## SET PROBLEM
Give the data a second time, exactly and in full.

## DATA TO USE
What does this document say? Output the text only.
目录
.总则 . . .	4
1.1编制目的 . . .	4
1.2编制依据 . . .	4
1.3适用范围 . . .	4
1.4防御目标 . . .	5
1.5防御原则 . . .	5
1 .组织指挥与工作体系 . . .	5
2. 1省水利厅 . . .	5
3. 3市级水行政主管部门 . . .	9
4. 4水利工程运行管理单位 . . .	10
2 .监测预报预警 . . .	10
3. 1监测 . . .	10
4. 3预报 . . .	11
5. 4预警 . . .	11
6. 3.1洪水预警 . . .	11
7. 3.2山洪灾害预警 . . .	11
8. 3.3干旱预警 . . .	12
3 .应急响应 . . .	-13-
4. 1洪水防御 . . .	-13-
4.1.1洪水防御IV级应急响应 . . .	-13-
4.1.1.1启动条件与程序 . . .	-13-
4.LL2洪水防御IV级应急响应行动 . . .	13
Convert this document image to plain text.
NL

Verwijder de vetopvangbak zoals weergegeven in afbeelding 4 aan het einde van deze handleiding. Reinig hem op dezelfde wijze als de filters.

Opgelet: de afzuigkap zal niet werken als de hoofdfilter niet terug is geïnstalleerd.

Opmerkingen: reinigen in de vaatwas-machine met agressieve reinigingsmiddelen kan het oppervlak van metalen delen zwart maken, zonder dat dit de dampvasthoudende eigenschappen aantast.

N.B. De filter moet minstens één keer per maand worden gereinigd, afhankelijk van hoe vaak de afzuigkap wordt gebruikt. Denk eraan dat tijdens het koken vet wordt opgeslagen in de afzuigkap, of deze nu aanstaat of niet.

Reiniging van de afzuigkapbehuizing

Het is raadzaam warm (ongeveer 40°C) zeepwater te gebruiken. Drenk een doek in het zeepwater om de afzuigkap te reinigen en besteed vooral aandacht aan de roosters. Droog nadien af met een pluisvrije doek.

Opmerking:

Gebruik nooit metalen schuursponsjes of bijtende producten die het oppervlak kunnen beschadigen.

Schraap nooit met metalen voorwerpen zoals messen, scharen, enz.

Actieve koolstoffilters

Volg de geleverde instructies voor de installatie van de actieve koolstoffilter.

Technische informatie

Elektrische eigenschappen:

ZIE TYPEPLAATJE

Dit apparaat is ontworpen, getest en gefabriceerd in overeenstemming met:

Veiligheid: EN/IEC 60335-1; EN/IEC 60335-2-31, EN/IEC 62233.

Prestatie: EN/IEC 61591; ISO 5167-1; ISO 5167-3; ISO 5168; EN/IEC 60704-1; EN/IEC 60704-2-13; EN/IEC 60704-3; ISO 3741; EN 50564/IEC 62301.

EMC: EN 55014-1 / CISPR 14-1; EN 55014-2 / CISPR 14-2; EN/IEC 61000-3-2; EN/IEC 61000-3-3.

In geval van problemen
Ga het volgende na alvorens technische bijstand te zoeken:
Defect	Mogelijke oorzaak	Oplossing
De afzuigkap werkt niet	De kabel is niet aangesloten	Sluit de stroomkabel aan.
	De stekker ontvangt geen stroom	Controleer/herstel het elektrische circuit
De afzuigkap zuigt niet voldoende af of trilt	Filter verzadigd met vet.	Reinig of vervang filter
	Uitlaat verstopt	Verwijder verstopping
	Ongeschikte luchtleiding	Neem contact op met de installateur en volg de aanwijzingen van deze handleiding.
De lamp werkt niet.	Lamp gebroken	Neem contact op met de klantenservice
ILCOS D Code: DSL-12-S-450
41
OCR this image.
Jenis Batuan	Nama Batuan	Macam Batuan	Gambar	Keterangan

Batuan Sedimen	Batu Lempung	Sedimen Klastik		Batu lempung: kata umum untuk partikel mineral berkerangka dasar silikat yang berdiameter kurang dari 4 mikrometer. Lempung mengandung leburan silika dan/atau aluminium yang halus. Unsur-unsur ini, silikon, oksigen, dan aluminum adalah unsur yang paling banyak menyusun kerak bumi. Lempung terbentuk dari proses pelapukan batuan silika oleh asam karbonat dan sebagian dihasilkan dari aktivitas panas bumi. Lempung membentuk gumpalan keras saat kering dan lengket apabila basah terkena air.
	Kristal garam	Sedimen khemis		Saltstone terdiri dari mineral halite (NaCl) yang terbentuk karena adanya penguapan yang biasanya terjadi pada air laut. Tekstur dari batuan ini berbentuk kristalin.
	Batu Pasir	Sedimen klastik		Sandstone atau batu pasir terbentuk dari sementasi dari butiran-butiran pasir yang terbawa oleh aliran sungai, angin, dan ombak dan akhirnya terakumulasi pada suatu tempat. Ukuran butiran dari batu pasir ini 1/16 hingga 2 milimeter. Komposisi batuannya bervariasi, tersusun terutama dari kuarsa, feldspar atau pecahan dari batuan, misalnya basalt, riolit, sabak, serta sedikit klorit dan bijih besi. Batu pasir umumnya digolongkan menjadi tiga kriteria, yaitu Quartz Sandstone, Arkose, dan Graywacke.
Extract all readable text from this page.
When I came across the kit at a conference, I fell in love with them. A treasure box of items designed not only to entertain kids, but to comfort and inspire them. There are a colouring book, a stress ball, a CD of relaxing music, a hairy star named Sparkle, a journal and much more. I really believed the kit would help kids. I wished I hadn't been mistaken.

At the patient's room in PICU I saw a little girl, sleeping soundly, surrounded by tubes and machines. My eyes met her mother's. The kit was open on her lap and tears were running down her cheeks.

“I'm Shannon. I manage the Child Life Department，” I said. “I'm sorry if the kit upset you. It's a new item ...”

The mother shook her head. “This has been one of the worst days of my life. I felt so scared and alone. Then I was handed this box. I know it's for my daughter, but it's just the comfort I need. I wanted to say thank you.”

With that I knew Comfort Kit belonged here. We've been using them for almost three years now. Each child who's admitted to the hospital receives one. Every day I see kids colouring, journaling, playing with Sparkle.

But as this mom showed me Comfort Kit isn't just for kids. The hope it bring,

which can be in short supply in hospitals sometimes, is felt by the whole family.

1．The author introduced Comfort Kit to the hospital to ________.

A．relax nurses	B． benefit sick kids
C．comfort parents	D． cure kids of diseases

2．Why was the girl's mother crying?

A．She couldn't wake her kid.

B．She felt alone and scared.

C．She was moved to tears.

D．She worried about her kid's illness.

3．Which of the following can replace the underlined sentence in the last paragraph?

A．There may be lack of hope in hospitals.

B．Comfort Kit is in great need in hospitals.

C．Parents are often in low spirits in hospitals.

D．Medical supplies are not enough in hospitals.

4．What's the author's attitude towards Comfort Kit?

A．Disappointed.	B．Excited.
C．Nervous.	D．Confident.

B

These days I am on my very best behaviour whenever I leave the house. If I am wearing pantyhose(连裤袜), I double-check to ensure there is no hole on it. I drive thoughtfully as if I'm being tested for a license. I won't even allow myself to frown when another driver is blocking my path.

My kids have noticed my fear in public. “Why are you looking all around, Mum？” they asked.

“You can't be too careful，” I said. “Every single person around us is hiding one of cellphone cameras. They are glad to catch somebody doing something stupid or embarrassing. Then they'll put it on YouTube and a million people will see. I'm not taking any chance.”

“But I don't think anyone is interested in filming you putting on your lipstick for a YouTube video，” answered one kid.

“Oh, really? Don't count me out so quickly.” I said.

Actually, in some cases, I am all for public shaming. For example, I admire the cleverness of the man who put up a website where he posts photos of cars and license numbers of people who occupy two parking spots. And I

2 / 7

## EXERCISE SOLUTION
What does this document say? Output the text only.
目录
.总则 . . .	4
1.1编制目的 . . .	4
1.2编制依据 . . .	4
1.3适用范围 . . .	4
1.4防御目标 . . .	5
1.5防御原则 . . .	5
1 .组织指挥与工作体系 . . .	5
2. 1省水利厅 . . .	5
3. 3市级水行政主管部门 . . .	9
4. 4水利工程运行管理单位 . . .	10
2 .监测预报预警 . . .	10
3. 1监测 . . .	10
4. 3预报 . . .	11
5. 4预警 . . .	11
6. 3.1洪水预警 . . .	11
7. 3.2山洪灾害预警 . . .	11
8. 3.3干旱预警 . . .	12
3 .应急响应 . . .	-13-
4. 1洪水防御 . . .	-13-
4.1.1洪水防御IV级应急响应 . . .	-13-
4.1.1.1启动条件与程序 . . .	-13-
4.LL2洪水防御IV级应急响应行动 . . .	13
Convert this document image to plain text.
NL

Verwijder de vetopvangbak zoals weergegeven in afbeelding 4 aan het einde van deze handleiding. Reinig hem op dezelfde wijze als de filters.

Opgelet: de afzuigkap zal niet werken als de hoofdfilter niet terug is geïnstalleerd.

Opmerkingen: reinigen in de vaatwas-machine met agressieve reinigingsmiddelen kan het oppervlak van metalen delen zwart maken, zonder dat dit de dampvasthoudende eigenschappen aantast.

N.B. De filter moet minstens één keer per maand worden gereinigd, afhankelijk van hoe vaak de afzuigkap wordt gebruikt. Denk eraan dat tijdens het koken vet wordt opgeslagen in de afzuigkap, of deze nu aanstaat of niet.

Reiniging van de afzuigkapbehuizing

Het is raadzaam warm (ongeveer 40°C) zeepwater te gebruiken. Drenk een doek in het zeepwater om de afzuigkap te reinigen en besteed vooral aandacht aan de roosters. Droog nadien af met een pluisvrije doek.

Opmerking:

Gebruik nooit metalen schuursponsjes of bijtende producten die het oppervlak kunnen beschadigen.

Schraap nooit met metalen voorwerpen zoals messen, scharen, enz.

Actieve koolstoffilters

Volg de geleverde instructies voor de installatie van de actieve koolstoffilter.

Technische informatie

Elektrische eigenschappen:

ZIE TYPEPLAATJE

Dit apparaat is ontworpen, getest en gefabriceerd in overeenstemming met:

Veiligheid: EN/IEC 60335-1; EN/IEC 60335-2-31, EN/IEC 62233.

Prestatie: EN/IEC 61591; ISO 5167-1; ISO 5167-3; ISO 5168; EN/IEC 60704-1; EN/IEC 60704-2-13; EN/IEC 60704-3; ISO 3741; EN 50564/IEC 62301.

EMC: EN 55014-1 / CISPR 14-1; EN 55014-2 / CISPR 14-2; EN/IEC 61000-3-2; EN/IEC 61000-3-3.

In geval van problemen
Ga het volgende na alvorens technische bijstand te zoeken:
Defect	Mogelijke oorzaak	Oplossing
De afzuigkap werkt niet	De kabel is niet aangesloten	Sluit de stroomkabel aan.
	De stekker ontvangt geen stroom	Controleer/herstel het elektrische circuit
De afzuigkap zuigt niet voldoende af of trilt	Filter verzadigd met vet.	Reinig of vervang filter
	Uitlaat verstopt	Verwijder verstopping
	Ongeschikte luchtleiding	Neem contact op met de installateur en volg de aanwijzingen van deze handleiding.
De lamp werkt niet.	Lamp gebroken	Neem contact op met de klantenservice
ILCOS D Code: DSL-12-S-450
41
OCR this image.
Jenis Batuan	Nama Batuan	Macam Batuan	Gambar	Keterangan

Batuan Sedimen	Batu Lempung	Sedimen Klastik		Batu lempung: kata umum untuk partikel mineral berkerangka dasar silikat yang berdiameter kurang dari 4 mikrometer. Lempung mengandung leburan silika dan/atau aluminium yang halus. Unsur-unsur ini, silikon, oksigen, dan aluminum adalah unsur yang paling banyak menyusun kerak bumi. Lempung terbentuk dari proses pelapukan batuan silika oleh asam karbonat dan sebagian dihasilkan dari aktivitas panas bumi. Lempung membentuk gumpalan keras saat kering dan lengket apabila basah terkena air.
	Kristal garam	Sedimen khemis		Saltstone terdiri dari mineral halite (NaCl) yang terbentuk karena adanya penguapan yang biasanya terjadi pada air laut. Tekstur dari batuan ini berbentuk kristalin.
	Batu Pasir	Sedimen klastik		Sandstone atau batu pasir terbentuk dari sementasi dari butiran-butiran pasir yang terbawa oleh aliran sungai, angin, dan ombak dan akhirnya terakumulasi pada suatu tempat. Ukuran butiran dari batu pasir ini 1/16 hingga 2 milimeter. Komposisi batuannya bervariasi, tersusun terutama dari kuarsa, feldspar atau pecahan dari batuan, misalnya basalt, riolit, sabak, serta sedikit klorit dan bijih besi. Batu pasir umumnya digolongkan menjadi tiga kriteria, yaitu Quartz Sandstone, Arkose, dan Graywacke.
Extract all readable text from this page.
When I came across the kit at a conference, I fell in love with them. A treasure box of items designed not only to entertain kids, but to comfort and inspire them. There are a colouring book, a stress ball, a CD of relaxing music, a hairy star named Sparkle, a journal and much more. I really believed the kit would help kids. I wished I hadn't been mistaken.

At the patient's room in PICU I saw a little girl, sleeping soundly, surrounded by tubes and machines. My eyes met her mother's. The kit was open on her lap and tears were running down her cheeks.

“I'm Shannon. I manage the Child Life Department，” I said. “I'm sorry if the kit upset you. It's a new item ...”

The mother shook her head. “This has been one of the worst days of my life. I felt so scared and alone. Then I was handed this box. I know it's for my daughter, but it's just the comfort I need. I wanted to say thank you.”

With that I knew Comfort Kit belonged here. We've been using them for almost three years now. Each child who's admitted to the hospital receives one. Every day I see kids colouring, journaling, playing with Sparkle.

But as this mom showed me Comfort Kit isn't just for kids. The hope it bring,

which can be in short supply in hospitals sometimes, is felt by the whole family.

1．The author introduced Comfort Kit to the hospital to ________.

A．relax nurses	B． benefit sick kids
C．comfort parents	D． cure kids of diseases

2．Why was the girl's mother crying?

A．She couldn't wake her kid.

B．She felt alone and scared.

C．She was moved to tears.

D．She worried about her kid's illness.

3．Which of the following can replace the underlined sentence in the last paragraph?

A．There may be lack of hope in hospitals.

B．Comfort Kit is in great need in hospitals.

C．Parents are often in low spirits in hospitals.

D．Medical supplies are not enough in hospitals.

4．What's the author's attitude towards Comfort Kit?

A．Disappointed.	B．Excited.
C．Nervous.	D．Confident.

B

These days I am on my very best behaviour whenever I leave the house. If I am wearing pantyhose(连裤袜), I double-check to ensure there is no hole on it. I drive thoughtfully as if I'm being tested for a license. I won't even allow myself to frown when another driver is blocking my path.

My kids have noticed my fear in public. “Why are you looking all around, Mum？” they asked.

“You can't be too careful，” I said. “Every single person around us is hiding one of cellphone cameras. They are glad to catch somebody doing something stupid or embarrassing. Then they'll put it on YouTube and a million people will see. I'm not taking any chance.”

“But I don't think anyone is interested in filming you putting on your lipstick for a YouTube video，” answered one kid.

“Oh, really? Don't count me out so quickly.” I said.

Actually, in some cases, I am all for public shaming. For example, I admire the cleverness of the man who put up a website where he posts photos of cars and license numbers of people who occupy two parking spots. And I

2 / 7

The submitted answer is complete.